*Problem*. Answer with one number only: the number of lines that include the word "эффективность".

*Material shown*.
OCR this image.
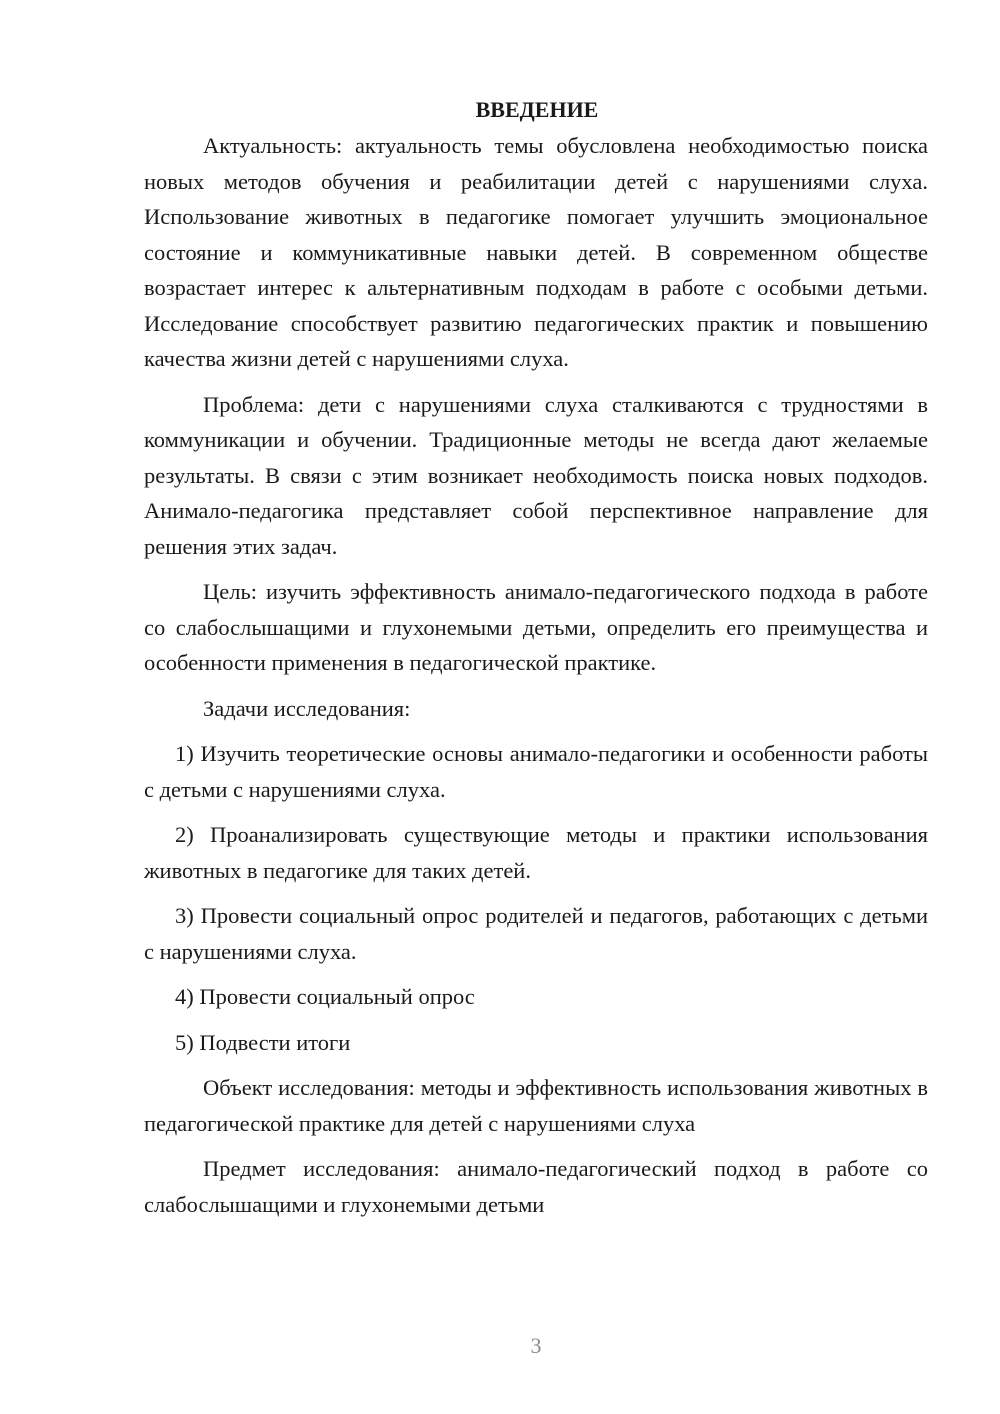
ВВЕДЕНИЕ

Актуальность: актуальность темы обусловлена необходимостью поиска новых методов обучения и реабилитации детей с нарушениями слуха. Использование животных в педагогике помогает улучшить эмоциональное состояние и коммуникативные навыки детей. В современном обществе возрастает интерес к альтернативным подходам в работе с особыми детьми. Исследование способствует развитию педагогических практик и повышению качества жизни детей с нарушениями слуха.

Проблема: дети с нарушениями слуха сталкиваются с трудностями в коммуникации и обучении. Традиционные методы не всегда дают желаемые результаты. В связи с этим возникает необходимость поиска новых подходов. Анимало-педагогика представляет собой перспективное направление для решения этих задач.

Цель: изучить эффективность анимало-педагогического подхода в работе со слабослышащими и глухонемыми детьми, определить его преимущества и особенности применения в педагогической практике.

Задачи исследования:

1) Изучить теоретические основы анимало-педагогики и особенности работы с детьми с нарушениями слуха.

2) Проанализировать существующие методы и практики использования животных в педагогике для таких детей.

3) Провести социальный опрос родителей и педагогов, работающих с детьми с нарушениями слуха.

4) Провести социальный опрос

5) Подвести итоги

Объект исследования: методы и эффективность использования животных в педагогической практике для детей с нарушениями слуха

Предмет исследования: анимало-педагогический подход в работе со слабослышащими и глухонемыми детьми

3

*Response to this exercise*. 2